__WHAT NEEDS TO BE DONE__. Find the word "content" in the listing; pull out each line holding it.

::::::::::

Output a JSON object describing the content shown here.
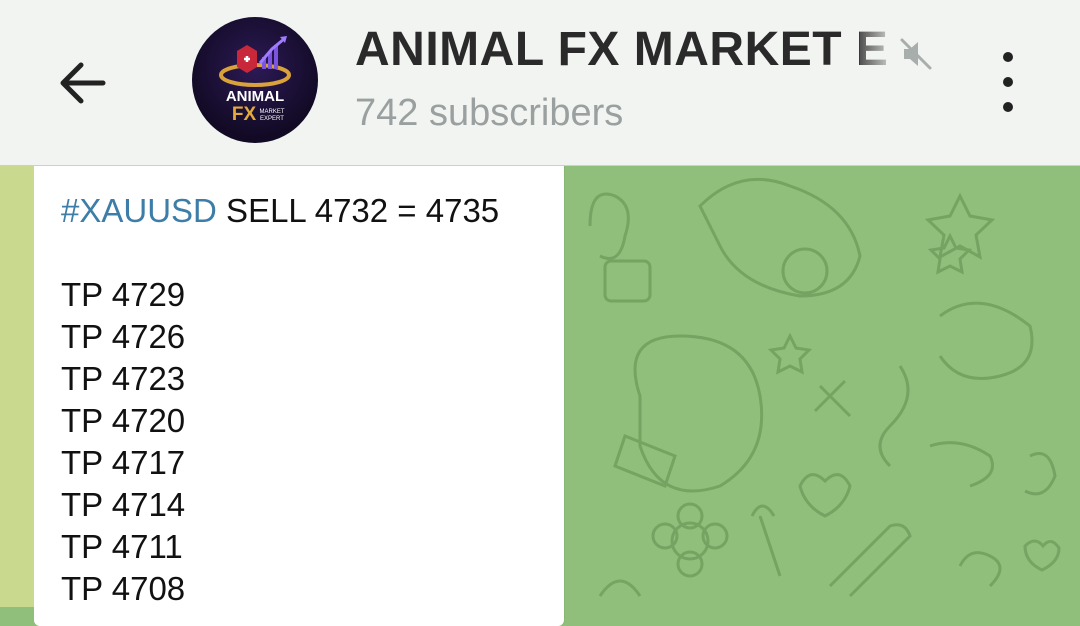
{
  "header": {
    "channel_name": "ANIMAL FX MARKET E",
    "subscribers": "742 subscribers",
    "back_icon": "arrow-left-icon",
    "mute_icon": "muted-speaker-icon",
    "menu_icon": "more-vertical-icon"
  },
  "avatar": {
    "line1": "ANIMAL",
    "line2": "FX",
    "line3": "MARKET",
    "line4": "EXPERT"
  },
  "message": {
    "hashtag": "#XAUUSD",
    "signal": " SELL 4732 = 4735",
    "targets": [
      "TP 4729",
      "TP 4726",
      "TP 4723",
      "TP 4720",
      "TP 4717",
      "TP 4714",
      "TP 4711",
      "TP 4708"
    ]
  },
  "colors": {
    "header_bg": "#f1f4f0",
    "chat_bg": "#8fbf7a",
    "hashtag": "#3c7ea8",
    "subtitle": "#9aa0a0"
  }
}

::::::::::

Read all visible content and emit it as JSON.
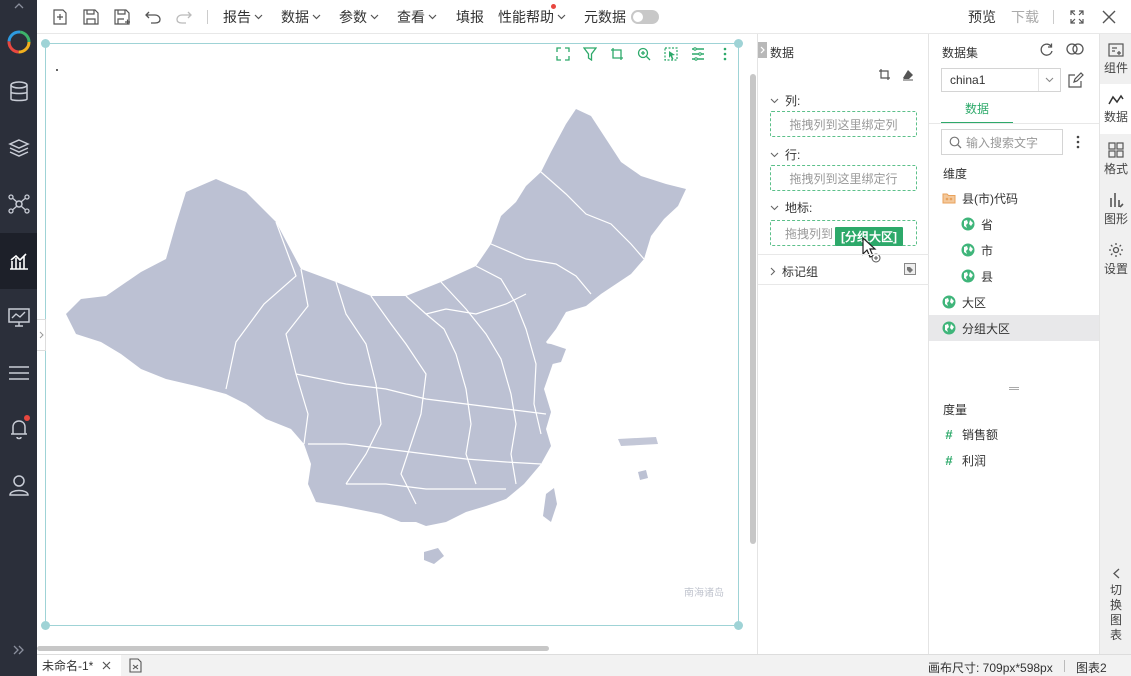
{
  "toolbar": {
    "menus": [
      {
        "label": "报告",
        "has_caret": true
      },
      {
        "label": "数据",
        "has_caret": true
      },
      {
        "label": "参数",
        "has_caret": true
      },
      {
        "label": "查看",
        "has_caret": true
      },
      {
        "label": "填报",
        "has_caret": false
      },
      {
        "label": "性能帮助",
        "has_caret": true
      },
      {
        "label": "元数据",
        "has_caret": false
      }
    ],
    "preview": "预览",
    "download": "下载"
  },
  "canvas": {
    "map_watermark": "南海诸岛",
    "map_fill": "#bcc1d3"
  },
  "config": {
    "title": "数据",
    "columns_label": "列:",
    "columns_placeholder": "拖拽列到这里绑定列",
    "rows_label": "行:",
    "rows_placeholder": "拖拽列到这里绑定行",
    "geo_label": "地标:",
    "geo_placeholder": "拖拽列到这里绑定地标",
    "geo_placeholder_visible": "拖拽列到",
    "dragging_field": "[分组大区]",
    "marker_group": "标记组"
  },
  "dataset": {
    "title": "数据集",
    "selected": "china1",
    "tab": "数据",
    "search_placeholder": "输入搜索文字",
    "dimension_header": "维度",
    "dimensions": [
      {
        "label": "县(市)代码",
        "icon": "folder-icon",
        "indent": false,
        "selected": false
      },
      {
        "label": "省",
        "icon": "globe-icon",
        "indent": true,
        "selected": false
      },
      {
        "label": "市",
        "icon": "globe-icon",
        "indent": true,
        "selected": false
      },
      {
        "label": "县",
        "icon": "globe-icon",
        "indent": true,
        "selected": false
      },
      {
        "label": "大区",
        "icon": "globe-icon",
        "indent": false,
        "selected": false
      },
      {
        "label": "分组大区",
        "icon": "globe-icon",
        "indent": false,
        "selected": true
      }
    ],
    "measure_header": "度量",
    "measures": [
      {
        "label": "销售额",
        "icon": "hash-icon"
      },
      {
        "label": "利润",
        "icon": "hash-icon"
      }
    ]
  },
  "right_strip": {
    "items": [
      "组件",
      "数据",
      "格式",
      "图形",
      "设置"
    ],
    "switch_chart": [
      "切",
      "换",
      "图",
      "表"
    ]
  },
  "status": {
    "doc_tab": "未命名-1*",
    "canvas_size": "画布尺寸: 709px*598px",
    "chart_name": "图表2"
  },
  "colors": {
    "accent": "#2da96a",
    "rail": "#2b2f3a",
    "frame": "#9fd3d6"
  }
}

::::::::::

__WRITTEN SOLUTION__.
Output a JSON object describing the content shown here.
Read all visible content and emit it as JSON.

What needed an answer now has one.